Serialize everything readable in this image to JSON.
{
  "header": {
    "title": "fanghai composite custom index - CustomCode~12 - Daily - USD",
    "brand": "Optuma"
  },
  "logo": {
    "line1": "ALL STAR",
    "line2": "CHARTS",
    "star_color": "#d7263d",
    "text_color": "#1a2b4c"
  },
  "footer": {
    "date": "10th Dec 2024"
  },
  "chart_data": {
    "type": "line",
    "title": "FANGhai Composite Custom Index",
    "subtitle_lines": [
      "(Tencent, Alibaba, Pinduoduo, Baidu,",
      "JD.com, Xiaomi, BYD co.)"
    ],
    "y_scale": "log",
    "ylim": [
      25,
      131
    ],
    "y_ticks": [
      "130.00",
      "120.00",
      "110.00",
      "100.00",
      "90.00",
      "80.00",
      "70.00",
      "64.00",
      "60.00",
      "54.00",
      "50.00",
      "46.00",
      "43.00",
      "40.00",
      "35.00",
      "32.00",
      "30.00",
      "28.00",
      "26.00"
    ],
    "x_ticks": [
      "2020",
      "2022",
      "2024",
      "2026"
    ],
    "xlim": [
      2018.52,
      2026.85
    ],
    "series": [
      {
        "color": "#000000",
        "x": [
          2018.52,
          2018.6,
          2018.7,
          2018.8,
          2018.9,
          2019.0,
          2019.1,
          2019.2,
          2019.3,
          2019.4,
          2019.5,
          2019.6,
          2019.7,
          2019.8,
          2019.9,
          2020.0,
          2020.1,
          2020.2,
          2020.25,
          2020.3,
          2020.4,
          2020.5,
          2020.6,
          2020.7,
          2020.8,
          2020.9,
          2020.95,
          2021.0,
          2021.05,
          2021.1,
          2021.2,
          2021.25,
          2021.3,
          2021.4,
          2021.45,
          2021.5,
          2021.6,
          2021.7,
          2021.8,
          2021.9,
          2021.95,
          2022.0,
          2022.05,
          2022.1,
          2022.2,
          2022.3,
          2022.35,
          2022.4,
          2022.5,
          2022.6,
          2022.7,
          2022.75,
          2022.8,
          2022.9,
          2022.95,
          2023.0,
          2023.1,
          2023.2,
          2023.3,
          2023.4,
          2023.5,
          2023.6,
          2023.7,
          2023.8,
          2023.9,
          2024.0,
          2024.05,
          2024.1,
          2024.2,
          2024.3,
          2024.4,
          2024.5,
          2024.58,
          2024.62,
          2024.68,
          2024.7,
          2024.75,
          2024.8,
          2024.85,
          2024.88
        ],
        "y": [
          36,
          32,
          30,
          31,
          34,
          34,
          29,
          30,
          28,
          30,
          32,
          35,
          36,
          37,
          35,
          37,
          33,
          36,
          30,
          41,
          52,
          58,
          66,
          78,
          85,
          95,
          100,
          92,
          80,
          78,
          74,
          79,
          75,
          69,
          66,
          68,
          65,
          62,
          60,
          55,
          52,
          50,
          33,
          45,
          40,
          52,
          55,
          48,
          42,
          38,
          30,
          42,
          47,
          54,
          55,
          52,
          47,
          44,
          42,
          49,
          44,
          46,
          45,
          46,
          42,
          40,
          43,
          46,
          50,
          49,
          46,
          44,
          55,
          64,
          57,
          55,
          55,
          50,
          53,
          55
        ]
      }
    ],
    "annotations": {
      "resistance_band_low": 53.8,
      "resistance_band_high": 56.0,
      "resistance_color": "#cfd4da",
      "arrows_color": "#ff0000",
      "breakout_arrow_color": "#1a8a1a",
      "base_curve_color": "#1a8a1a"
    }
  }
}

══════════════════════════════

Restate the data above exactly, keeping each word as it stands.

Output below –
Serialize everything readable in this image to JSON.
{
  "header": {
    "title": "fanghai composite custom index - CustomCode~12 - Daily - USD",
    "brand": "Optuma"
  },
  "logo": {
    "line1": "ALL STAR",
    "line2": "CHARTS",
    "star_color": "#d7263d",
    "text_color": "#1a2b4c"
  },
  "footer": {
    "date": "10th Dec 2024"
  },
  "chart_data": {
    "type": "line",
    "title": "FANGhai Composite Custom Index",
    "subtitle_lines": [
      "(Tencent, Alibaba, Pinduoduo, Baidu,",
      "JD.com, Xiaomi, BYD co.)"
    ],
    "y_scale": "log",
    "ylim": [
      25,
      131
    ],
    "y_ticks": [
      "130.00",
      "120.00",
      "110.00",
      "100.00",
      "90.00",
      "80.00",
      "70.00",
      "64.00",
      "60.00",
      "54.00",
      "50.00",
      "46.00",
      "43.00",
      "40.00",
      "35.00",
      "32.00",
      "30.00",
      "28.00",
      "26.00"
    ],
    "x_ticks": [
      "2020",
      "2022",
      "2024",
      "2026"
    ],
    "xlim": [
      2018.52,
      2026.85
    ],
    "series": [
      {
        "color": "#000000",
        "x": [
          2018.52,
          2018.6,
          2018.7,
          2018.8,
          2018.9,
          2019.0,
          2019.1,
          2019.2,
          2019.3,
          2019.4,
          2019.5,
          2019.6,
          2019.7,
          2019.8,
          2019.9,
          2020.0,
          2020.1,
          2020.2,
          2020.25,
          2020.3,
          2020.4,
          2020.5,
          2020.6,
          2020.7,
          2020.8,
          2020.9,
          2020.95,
          2021.0,
          2021.05,
          2021.1,
          2021.2,
          2021.25,
          2021.3,
          2021.4,
          2021.45,
          2021.5,
          2021.6,
          2021.7,
          2021.8,
          2021.9,
          2021.95,
          2022.0,
          2022.05,
          2022.1,
          2022.2,
          2022.3,
          2022.35,
          2022.4,
          2022.5,
          2022.6,
          2022.7,
          2022.75,
          2022.8,
          2022.9,
          2022.95,
          2023.0,
          2023.1,
          2023.2,
          2023.3,
          2023.4,
          2023.5,
          2023.6,
          2023.7,
          2023.8,
          2023.9,
          2024.0,
          2024.05,
          2024.1,
          2024.2,
          2024.3,
          2024.4,
          2024.5,
          2024.58,
          2024.62,
          2024.68,
          2024.7,
          2024.75,
          2024.8,
          2024.85,
          2024.88
        ],
        "y": [
          36,
          32,
          30,
          31,
          34,
          34,
          29,
          30,
          28,
          30,
          32,
          35,
          36,
          37,
          35,
          37,
          33,
          36,
          30,
          41,
          52,
          58,
          66,
          78,
          85,
          95,
          100,
          92,
          80,
          78,
          74,
          79,
          75,
          69,
          66,
          68,
          65,
          62,
          60,
          55,
          52,
          50,
          33,
          45,
          40,
          52,
          55,
          48,
          42,
          38,
          30,
          42,
          47,
          54,
          55,
          52,
          47,
          44,
          42,
          49,
          44,
          46,
          45,
          46,
          42,
          40,
          43,
          46,
          50,
          49,
          46,
          44,
          55,
          64,
          57,
          55,
          55,
          50,
          53,
          55
        ]
      }
    ],
    "annotations": {
      "resistance_band_low": 53.8,
      "resistance_band_high": 56.0,
      "resistance_color": "#cfd4da",
      "arrows_color": "#ff0000",
      "breakout_arrow_color": "#1a8a1a",
      "base_curve_color": "#1a8a1a"
    }
  }
}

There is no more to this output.